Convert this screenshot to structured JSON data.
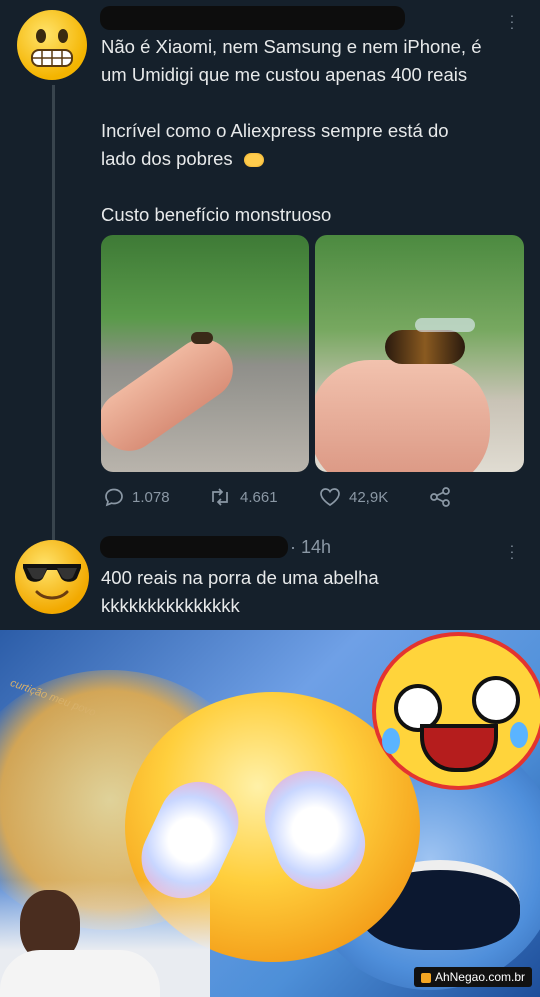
{
  "tweet1": {
    "lines": [
      "Não é Xiaomi, nem Samsung e nem iPhone, é",
      "um Umidigi que me custou apenas 400 reais",
      "Incrível como o Aliexpress sempre está do",
      "lado dos pobres",
      "Custo benefício monstruoso"
    ],
    "replies": "1.078",
    "retweets": "4.661",
    "likes": "42,9K"
  },
  "tweet2": {
    "time": "· 14h",
    "lines": [
      "400 reais na porra de uma abelha",
      "kkkkkkkkkkkkkkk"
    ]
  },
  "meme": {
    "caption": "curtição meu povo"
  },
  "watermark": "AhNegao.com.br",
  "icons": [
    "grinning-face-emoji",
    "sunglasses-face-emoji",
    "handshake-emoji",
    "reply-icon",
    "retweet-icon",
    "like-icon",
    "share-icon",
    "more-icon"
  ]
}
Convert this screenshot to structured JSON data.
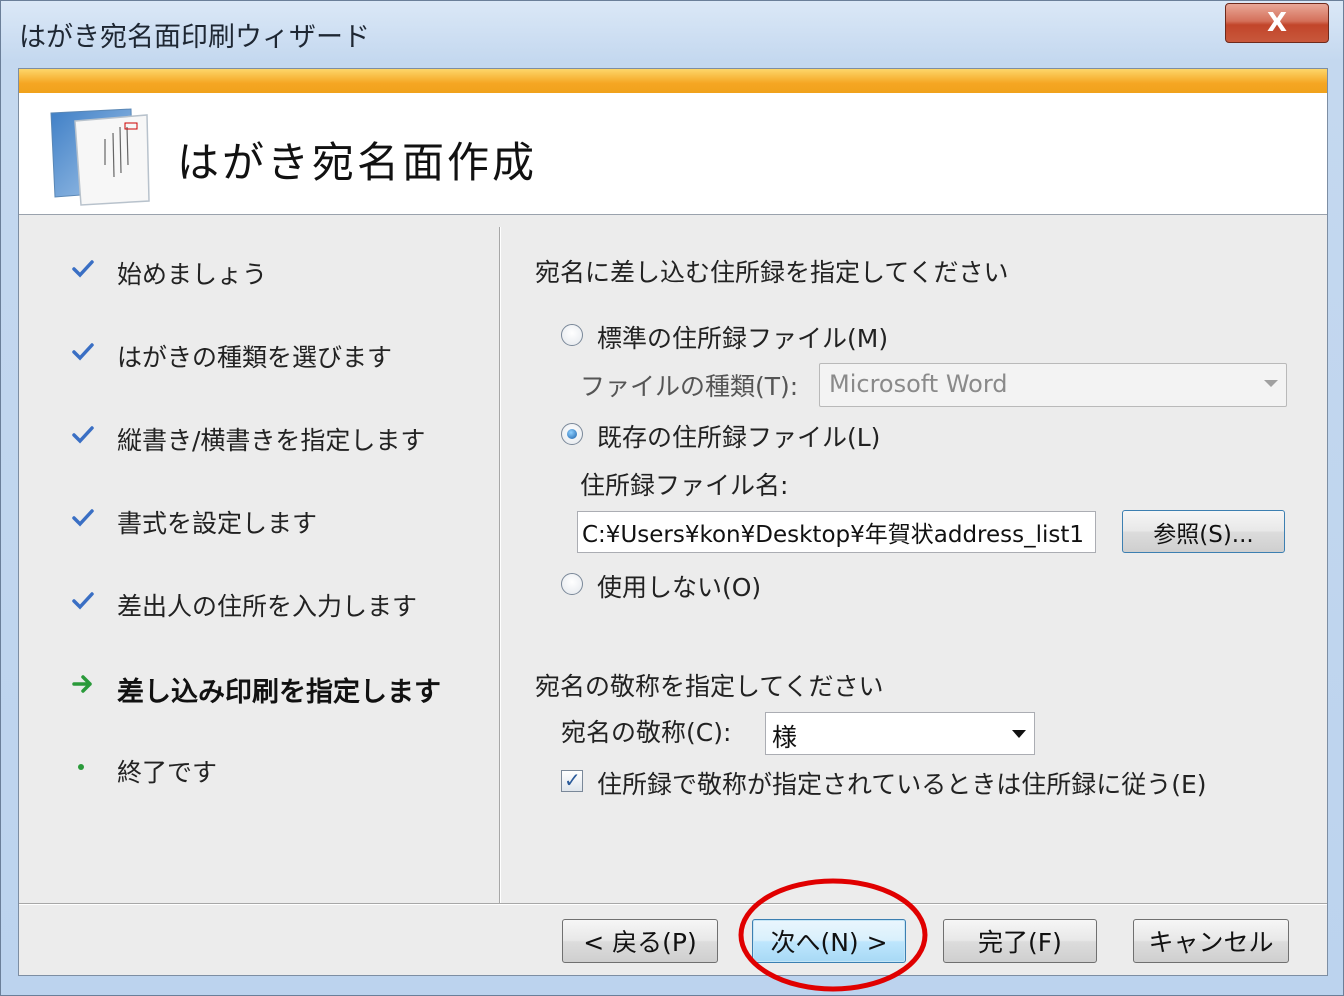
{
  "window": {
    "title": "はがき宛名面印刷ウィザード",
    "close_label": "X"
  },
  "header": {
    "title": "はがき宛名面作成"
  },
  "steps": [
    {
      "label": "始めましょう",
      "state": "done"
    },
    {
      "label": "はがきの種類を選びます",
      "state": "done"
    },
    {
      "label": "縦書き/横書きを指定します",
      "state": "done"
    },
    {
      "label": "書式を設定します",
      "state": "done"
    },
    {
      "label": "差出人の住所を入力します",
      "state": "done"
    },
    {
      "label": "差し込み印刷を指定します",
      "state": "current"
    },
    {
      "label": "終了です",
      "state": "pending"
    }
  ],
  "address_book": {
    "heading": "宛名に差し込む住所録を指定してください",
    "standard_option": "標準の住所録ファイル(M)",
    "file_type_label": "ファイルの種類(T):",
    "file_type_value": "Microsoft Word",
    "existing_option": "既存の住所録ファイル(L)",
    "file_name_label": "住所録ファイル名:",
    "file_name_value": "C:¥Users¥kon¥Desktop¥年賀状address_list1",
    "browse_button": "参照(S)...",
    "none_option": "使用しない(O)",
    "selected": "existing"
  },
  "honorific": {
    "heading": "宛名の敬称を指定してください",
    "label": "宛名の敬称(C):",
    "value": "様",
    "follow_checkbox": "住所録で敬称が指定されているときは住所録に従う(E)",
    "follow_checked": true
  },
  "buttons": {
    "back": "< 戻る(P)",
    "next": "次へ(N) >",
    "finish": "完了(F)",
    "cancel": "キャンセル"
  },
  "colors": {
    "check_mark": "#3a6fc4",
    "arrow_mark": "#2a9a3a",
    "orange_bar": "#f5a623",
    "highlight_ellipse": "#e00000"
  }
}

------------------------------------------------

INSTRUCTION: Would you set down the listing exactly, omitting pictures?

FULL SOLUTION:
Convert this screenshot to structured JSON data.
{
  "tweet1": {
    "lines": [
      "Não é Xiaomi, nem Samsung e nem iPhone, é",
      "um Umidigi que me custou apenas 400 reais",
      "Incrível como o Aliexpress sempre está do",
      "lado dos pobres",
      "Custo benefício monstruoso"
    ],
    "replies": "1.078",
    "retweets": "4.661",
    "likes": "42,9K"
  },
  "tweet2": {
    "time": "· 14h",
    "lines": [
      "400 reais na porra de uma abelha",
      "kkkkkkkkkkkkkkk"
    ]
  },
  "meme": {
    "caption": "curtição meu povo"
  },
  "watermark": "AhNegao.com.br",
  "icons": [
    "grinning-face-emoji",
    "sunglasses-face-emoji",
    "handshake-emoji",
    "reply-icon",
    "retweet-icon",
    "like-icon",
    "share-icon",
    "more-icon"
  ]
}
Convert this screenshot to structured JSON data.
{
  "window": {
    "title": "はがき宛名面印刷ウィザード",
    "close_label": "X"
  },
  "header": {
    "title": "はがき宛名面作成"
  },
  "steps": [
    {
      "label": "始めましょう",
      "state": "done"
    },
    {
      "label": "はがきの種類を選びます",
      "state": "done"
    },
    {
      "label": "縦書き/横書きを指定します",
      "state": "done"
    },
    {
      "label": "書式を設定します",
      "state": "done"
    },
    {
      "label": "差出人の住所を入力します",
      "state": "done"
    },
    {
      "label": "差し込み印刷を指定します",
      "state": "current"
    },
    {
      "label": "終了です",
      "state": "pending"
    }
  ],
  "address_book": {
    "heading": "宛名に差し込む住所録を指定してください",
    "standard_option": "標準の住所録ファイル(M)",
    "file_type_label": "ファイルの種類(T):",
    "file_type_value": "Microsoft Word",
    "existing_option": "既存の住所録ファイル(L)",
    "file_name_label": "住所録ファイル名:",
    "file_name_value": "C:¥Users¥kon¥Desktop¥年賀状address_list1",
    "browse_button": "参照(S)...",
    "none_option": "使用しない(O)",
    "selected": "existing"
  },
  "honorific": {
    "heading": "宛名の敬称を指定してください",
    "label": "宛名の敬称(C):",
    "value": "様",
    "follow_checkbox": "住所録で敬称が指定されているときは住所録に従う(E)",
    "follow_checked": true
  },
  "buttons": {
    "back": "< 戻る(P)",
    "next": "次へ(N) >",
    "finish": "完了(F)",
    "cancel": "キャンセル"
  },
  "colors": {
    "check_mark": "#3a6fc4",
    "arrow_mark": "#2a9a3a",
    "orange_bar": "#f5a623",
    "highlight_ellipse": "#e00000"
  }
}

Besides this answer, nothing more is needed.